TO BE DONE - Determine the number of lines that have the string "Slice" in them, and give only that number.
— Start DATA FOR THIS EXERCISE —
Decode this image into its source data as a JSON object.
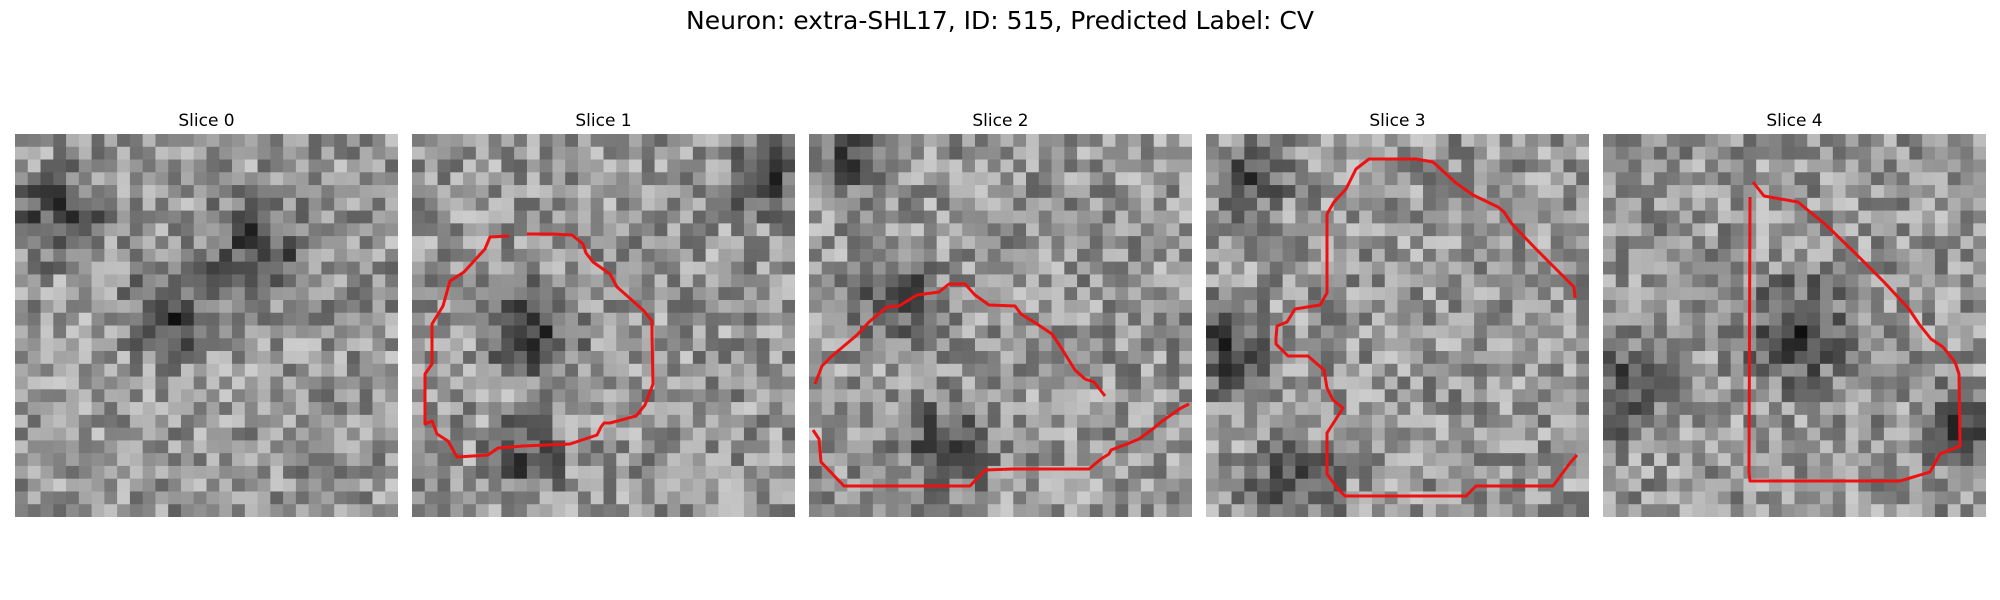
{
  "figure": {
    "title": "Neuron: extra-SHL17, ID: 515, Predicted Label: CV"
  },
  "colors": {
    "contour": "#ee1111",
    "background": "#ffffff"
  },
  "panels": [
    {
      "title": "Slice 0",
      "has_contour": false,
      "seed": 11,
      "dark_blobs": [
        [
          0.1,
          0.2,
          5
        ],
        [
          0.62,
          0.28,
          6
        ],
        [
          0.4,
          0.45,
          5
        ]
      ]
    },
    {
      "title": "Slice 1",
      "has_contour": true,
      "seed": 23,
      "dark_blobs": [
        [
          0.3,
          0.5,
          5
        ],
        [
          0.28,
          0.82,
          4
        ],
        [
          0.9,
          0.1,
          4
        ]
      ]
    },
    {
      "title": "Slice 2",
      "has_contour": true,
      "seed": 37,
      "dark_blobs": [
        [
          0.1,
          0.05,
          3
        ],
        [
          0.35,
          0.8,
          5
        ],
        [
          0.2,
          0.4,
          5
        ]
      ]
    },
    {
      "title": "Slice 3",
      "has_contour": true,
      "seed": 41,
      "dark_blobs": [
        [
          0.04,
          0.55,
          5
        ],
        [
          0.2,
          0.9,
          5
        ],
        [
          0.1,
          0.1,
          4
        ]
      ]
    },
    {
      "title": "Slice 4",
      "has_contour": true,
      "seed": 53,
      "dark_blobs": [
        [
          0.04,
          0.65,
          5
        ],
        [
          0.5,
          0.5,
          6
        ],
        [
          0.9,
          0.75,
          4
        ]
      ]
    }
  ]
}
— End DATA FOR THIS EXERCISE —
SOLUTION TO THIS PROBLEM - 5